- INSTRUCTIONS FOR THE TASK
Using the listing below, report all lines holding the word "xlabel".
### RECORDS ###
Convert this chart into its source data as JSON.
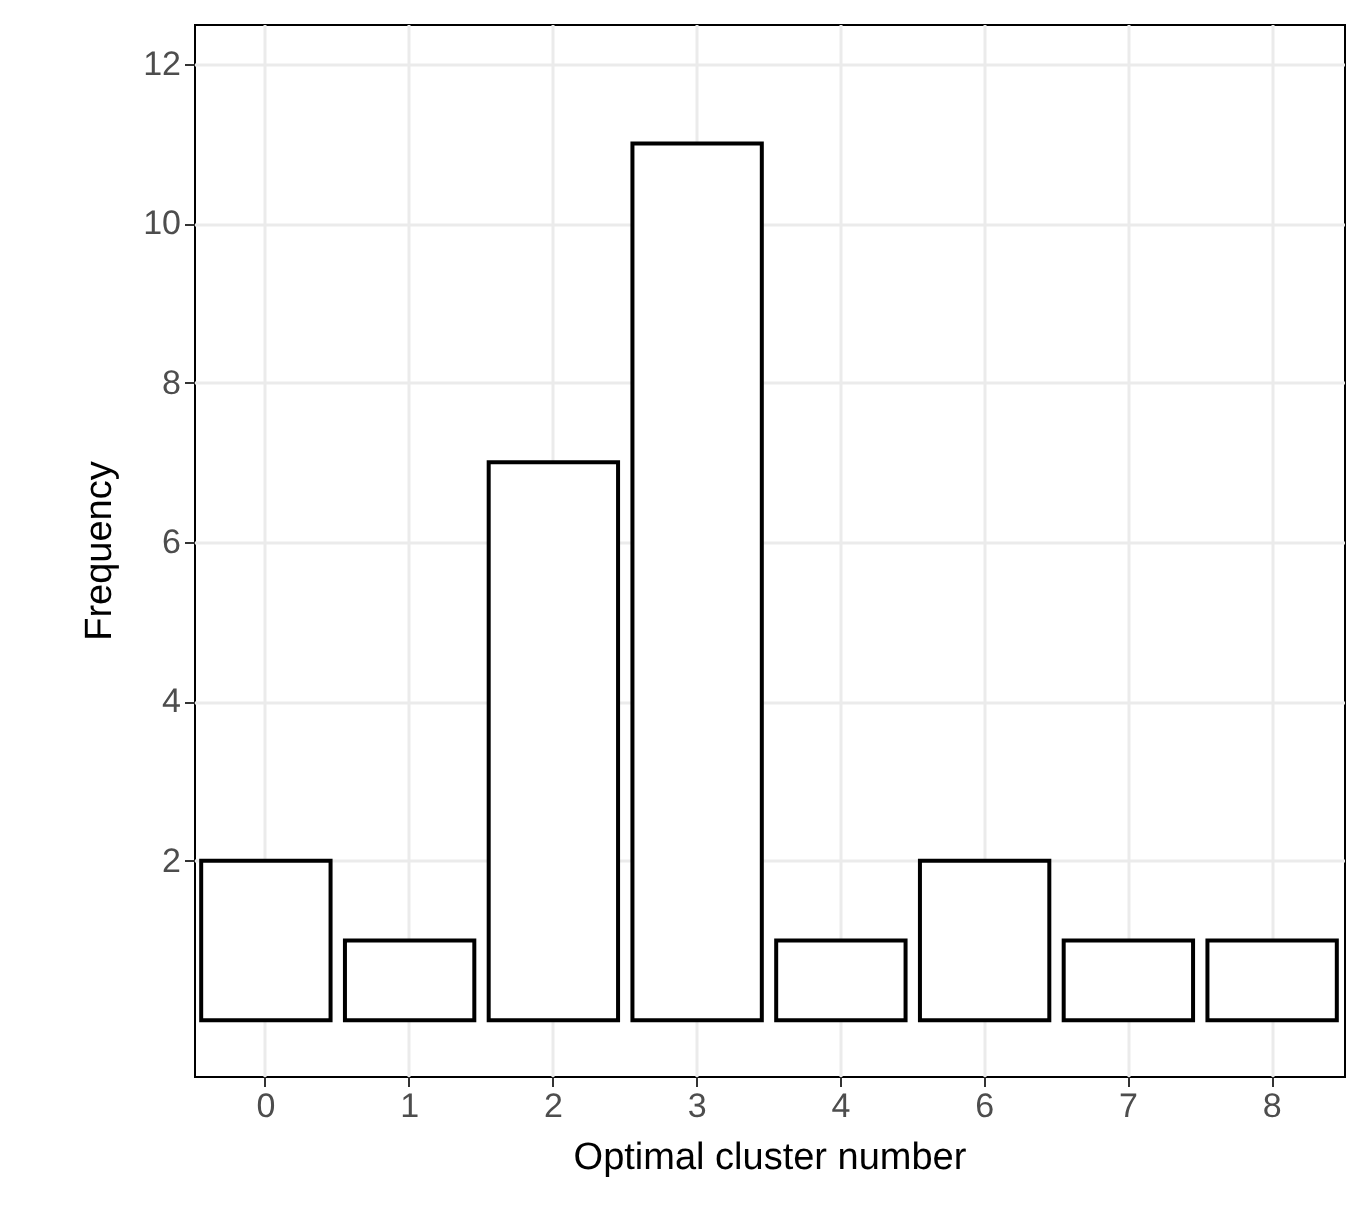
{
  "chart_data": {
    "type": "bar",
    "xlabel": "Optimal cluster number",
    "ylabel": "Frequency",
    "categories": [
      "0",
      "1",
      "2",
      "3",
      "4",
      "6",
      "7",
      "8"
    ],
    "values": [
      2,
      1,
      7,
      11,
      1,
      2,
      1,
      1
    ],
    "color": "#ffffff",
    "ylim": [
      -0.7,
      12.5
    ],
    "yticks": [
      2,
      4,
      6,
      8,
      10,
      12
    ],
    "grid": true
  }
}
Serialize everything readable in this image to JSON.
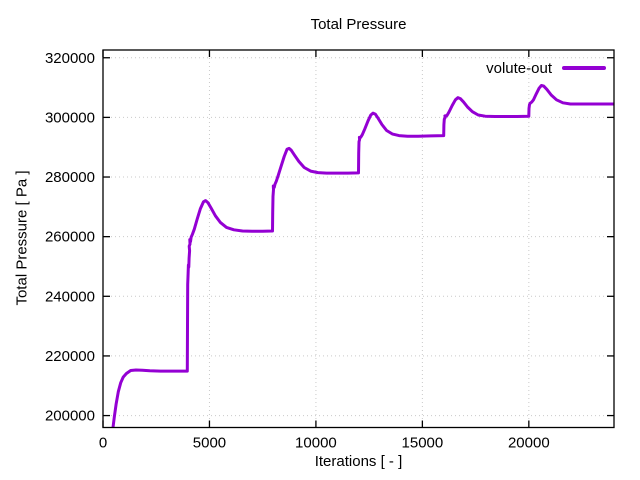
{
  "chart_data": {
    "type": "line",
    "title": "Total Pressure",
    "xlabel": "Iterations [ - ]",
    "ylabel": "Total Pressure [ Pa ]",
    "xlim": [
      0,
      24000
    ],
    "ylim": [
      196000,
      322600
    ],
    "xticks": [
      0,
      5000,
      10000,
      15000,
      20000
    ],
    "yticks": [
      200000,
      220000,
      240000,
      260000,
      280000,
      300000,
      320000
    ],
    "grid": true,
    "grid_style": "dotted",
    "legend_position": "top-right-inside",
    "colors": {
      "line": "#9400d3",
      "grid": "#c9c9c9",
      "border": "#000000",
      "text": "#000000",
      "background": "#ffffff"
    },
    "series": [
      {
        "name": "volute-out",
        "color": "#9400d3",
        "points": [
          [
            470,
            196000
          ],
          [
            530,
            199500
          ],
          [
            620,
            204000
          ],
          [
            720,
            208000
          ],
          [
            830,
            211000
          ],
          [
            950,
            212900
          ],
          [
            1100,
            214100
          ],
          [
            1300,
            215100
          ],
          [
            1550,
            215300
          ],
          [
            1850,
            215200
          ],
          [
            2200,
            215000
          ],
          [
            2700,
            214900
          ],
          [
            3200,
            214900
          ],
          [
            3700,
            214900
          ],
          [
            3960,
            214900
          ],
          [
            3970,
            230000
          ],
          [
            3980,
            244000
          ],
          [
            3995,
            247500
          ],
          [
            4010,
            250500
          ],
          [
            4030,
            249800
          ],
          [
            4045,
            252800
          ],
          [
            4065,
            255300
          ],
          [
            4050,
            256800
          ],
          [
            4085,
            257500
          ],
          [
            4075,
            259000
          ],
          [
            4110,
            258300
          ],
          [
            4140,
            259800
          ],
          [
            4200,
            260800
          ],
          [
            4290,
            262500
          ],
          [
            4420,
            265800
          ],
          [
            4570,
            269300
          ],
          [
            4720,
            271700
          ],
          [
            4820,
            272100
          ],
          [
            4930,
            271400
          ],
          [
            5080,
            269500
          ],
          [
            5280,
            267000
          ],
          [
            5520,
            264700
          ],
          [
            5800,
            263100
          ],
          [
            6150,
            262300
          ],
          [
            6550,
            261900
          ],
          [
            7000,
            261800
          ],
          [
            7500,
            261800
          ],
          [
            7960,
            261900
          ],
          [
            7970,
            268000
          ],
          [
            7985,
            273500
          ],
          [
            8010,
            275800
          ],
          [
            8000,
            277000
          ],
          [
            8040,
            276500
          ],
          [
            8080,
            277600
          ],
          [
            8140,
            278600
          ],
          [
            8230,
            280500
          ],
          [
            8360,
            283500
          ],
          [
            8510,
            286900
          ],
          [
            8640,
            289300
          ],
          [
            8740,
            289600
          ],
          [
            8840,
            289000
          ],
          [
            9000,
            287300
          ],
          [
            9200,
            285200
          ],
          [
            9450,
            283200
          ],
          [
            9750,
            282000
          ],
          [
            10100,
            281500
          ],
          [
            10500,
            281300
          ],
          [
            11000,
            281300
          ],
          [
            11500,
            281300
          ],
          [
            12000,
            281400
          ],
          [
            12010,
            288000
          ],
          [
            12025,
            291800
          ],
          [
            12050,
            292600
          ],
          [
            12040,
            293300
          ],
          [
            12100,
            293300
          ],
          [
            12180,
            294200
          ],
          [
            12300,
            296200
          ],
          [
            12450,
            298900
          ],
          [
            12580,
            300800
          ],
          [
            12680,
            301400
          ],
          [
            12790,
            301100
          ],
          [
            12930,
            299600
          ],
          [
            13100,
            297600
          ],
          [
            13320,
            295600
          ],
          [
            13600,
            294400
          ],
          [
            13900,
            293900
          ],
          [
            14300,
            293700
          ],
          [
            14800,
            293700
          ],
          [
            15400,
            293800
          ],
          [
            16000,
            293900
          ],
          [
            16010,
            297500
          ],
          [
            16030,
            299400
          ],
          [
            16080,
            300100
          ],
          [
            16060,
            300500
          ],
          [
            16150,
            300600
          ],
          [
            16250,
            301800
          ],
          [
            16400,
            304000
          ],
          [
            16550,
            305900
          ],
          [
            16670,
            306600
          ],
          [
            16780,
            306300
          ],
          [
            16930,
            305200
          ],
          [
            17120,
            303500
          ],
          [
            17350,
            301900
          ],
          [
            17620,
            300800
          ],
          [
            17950,
            300400
          ],
          [
            18400,
            300300
          ],
          [
            18900,
            300300
          ],
          [
            19450,
            300300
          ],
          [
            20000,
            300400
          ],
          [
            20010,
            303000
          ],
          [
            20030,
            304300
          ],
          [
            20070,
            304800
          ],
          [
            20130,
            305100
          ],
          [
            20220,
            305900
          ],
          [
            20350,
            307900
          ],
          [
            20480,
            309800
          ],
          [
            20590,
            310700
          ],
          [
            20700,
            310500
          ],
          [
            20850,
            309400
          ],
          [
            21050,
            307500
          ],
          [
            21300,
            305900
          ],
          [
            21600,
            304900
          ],
          [
            21950,
            304500
          ],
          [
            22400,
            304500
          ],
          [
            22900,
            304500
          ],
          [
            23400,
            304500
          ],
          [
            24000,
            304500
          ]
        ]
      }
    ]
  }
}
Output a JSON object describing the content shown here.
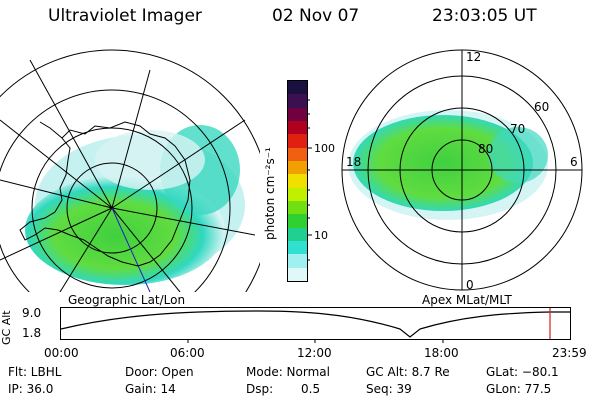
{
  "header": {
    "instrument": "Ultraviolet Imager",
    "date": "02 Nov 07",
    "time": "23:03:05 UT"
  },
  "colorbar": {
    "label": "photon cm⁻²s⁻¹",
    "ticks": [
      "100",
      "10"
    ],
    "colors": [
      "#1a1040",
      "#3a1050",
      "#700040",
      "#b00020",
      "#e02010",
      "#f06010",
      "#f0a000",
      "#f0e000",
      "#c0f000",
      "#70e010",
      "#30d030",
      "#20d090",
      "#30e0d0",
      "#a0f0f0",
      "#e0f8f8"
    ]
  },
  "left_map": {
    "caption": "Geographic Lat/Lon"
  },
  "right_map": {
    "caption": "Apex MLat/MLT",
    "mlt_labels": {
      "top": "12",
      "left": "18",
      "right": "6",
      "bottom": "0"
    },
    "lat_labels": [
      "60",
      "70",
      "80"
    ]
  },
  "timeline": {
    "ylabel": "GC Alt",
    "yticks": [
      "9.0",
      "1.8"
    ],
    "xticks": [
      "00:00",
      "06:00",
      "12:00",
      "18:00",
      "23:59"
    ]
  },
  "status": {
    "filter": "Flt: LBHL",
    "ip": "IP: 36.0",
    "door": "Door: Open",
    "gain": "Gain: 14",
    "mode": "Mode: Normal",
    "dsp_label": "Dsp:",
    "dsp_value": "0.5",
    "gc_alt": "GC Alt: 8.7 Re",
    "seq": "Seq: 39",
    "glat": "GLat: −80.1",
    "glon": "GLon: 77.5"
  }
}
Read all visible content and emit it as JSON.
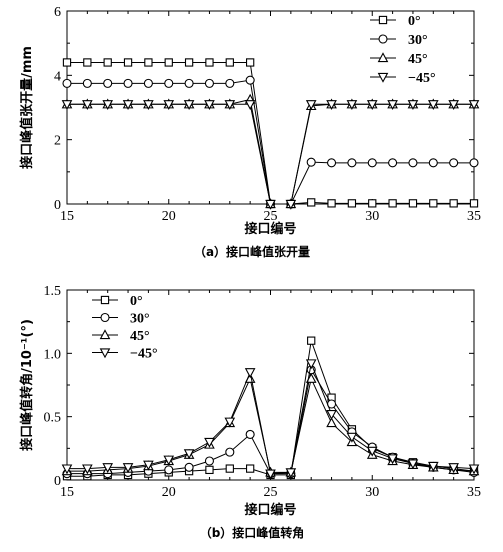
{
  "chart_data": [
    {
      "type": "line",
      "xlabel": "接口编号",
      "ylabel": "接口峰值张开量/mm",
      "caption": "（a）接口峰值张开量",
      "xlim": [
        15,
        35
      ],
      "ylim": [
        0,
        6
      ],
      "xticks": [
        "15",
        "20",
        "25",
        "30",
        "35"
      ],
      "yticks": [
        "0",
        "2",
        "4",
        "6"
      ],
      "legend_position": "top-right",
      "x": [
        15,
        16,
        17,
        18,
        19,
        20,
        21,
        22,
        23,
        24,
        25,
        26,
        27,
        28,
        29,
        30,
        31,
        32,
        33,
        34,
        35
      ],
      "series": [
        {
          "name": "0°",
          "marker": "square",
          "values": [
            4.4,
            4.4,
            4.4,
            4.4,
            4.4,
            4.4,
            4.4,
            4.4,
            4.4,
            4.4,
            0,
            0,
            0.05,
            0.02,
            0.02,
            0.02,
            0.02,
            0.02,
            0.02,
            0.02,
            0.02
          ]
        },
        {
          "name": "30°",
          "marker": "circle",
          "values": [
            3.75,
            3.75,
            3.75,
            3.75,
            3.75,
            3.75,
            3.75,
            3.75,
            3.75,
            3.85,
            0,
            0,
            1.3,
            1.28,
            1.28,
            1.28,
            1.28,
            1.28,
            1.28,
            1.28,
            1.28
          ]
        },
        {
          "name": "45°",
          "marker": "triangle-up",
          "values": [
            3.1,
            3.1,
            3.1,
            3.1,
            3.1,
            3.1,
            3.1,
            3.1,
            3.1,
            3.25,
            0,
            0,
            3.05,
            3.1,
            3.1,
            3.1,
            3.1,
            3.1,
            3.1,
            3.1,
            3.1
          ]
        },
        {
          "name": "−45°",
          "marker": "triangle-down",
          "values": [
            3.1,
            3.1,
            3.1,
            3.1,
            3.1,
            3.1,
            3.1,
            3.1,
            3.1,
            3.1,
            0,
            0,
            3.1,
            3.1,
            3.1,
            3.1,
            3.1,
            3.1,
            3.1,
            3.1,
            3.1
          ]
        }
      ]
    },
    {
      "type": "line",
      "xlabel": "接口编号",
      "ylabel": "接口峰值转角/10⁻¹(°)",
      "caption": "（b）接口峰值转角",
      "xlim": [
        15,
        35
      ],
      "ylim": [
        0,
        1.5
      ],
      "xticks": [
        "15",
        "20",
        "25",
        "30",
        "35"
      ],
      "yticks": [
        "0",
        "0.5",
        "1.0",
        "1.5"
      ],
      "legend_position": "top-left",
      "x": [
        15,
        16,
        17,
        18,
        19,
        20,
        21,
        22,
        23,
        24,
        25,
        26,
        27,
        28,
        29,
        30,
        31,
        32,
        33,
        34,
        35
      ],
      "series": [
        {
          "name": "0°",
          "marker": "square",
          "values": [
            0.03,
            0.03,
            0.04,
            0.04,
            0.05,
            0.06,
            0.07,
            0.08,
            0.09,
            0.09,
            0.04,
            0.04,
            1.1,
            0.65,
            0.4,
            0.25,
            0.18,
            0.14,
            0.11,
            0.09,
            0.07
          ]
        },
        {
          "name": "30°",
          "marker": "circle",
          "values": [
            0.05,
            0.05,
            0.05,
            0.06,
            0.07,
            0.08,
            0.1,
            0.15,
            0.22,
            0.36,
            0.05,
            0.05,
            0.87,
            0.6,
            0.38,
            0.26,
            0.18,
            0.13,
            0.1,
            0.08,
            0.06
          ]
        },
        {
          "name": "45°",
          "marker": "triangle-up",
          "values": [
            0.07,
            0.07,
            0.08,
            0.09,
            0.11,
            0.15,
            0.2,
            0.28,
            0.45,
            0.8,
            0.06,
            0.06,
            0.8,
            0.45,
            0.3,
            0.2,
            0.15,
            0.12,
            0.1,
            0.08,
            0.07
          ]
        },
        {
          "name": "−45°",
          "marker": "triangle-down",
          "values": [
            0.09,
            0.09,
            0.1,
            0.1,
            0.12,
            0.16,
            0.21,
            0.3,
            0.46,
            0.85,
            0.05,
            0.06,
            0.92,
            0.52,
            0.34,
            0.23,
            0.17,
            0.13,
            0.11,
            0.1,
            0.09
          ]
        }
      ]
    }
  ]
}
###
- ANSWER TO THE EXERCISE
    "xlabel": "Optimal cluster number",
    "xlabel": "Iterations [ - ]",
      "xlabel": "接口编号",
      "xlabel": "接口编号",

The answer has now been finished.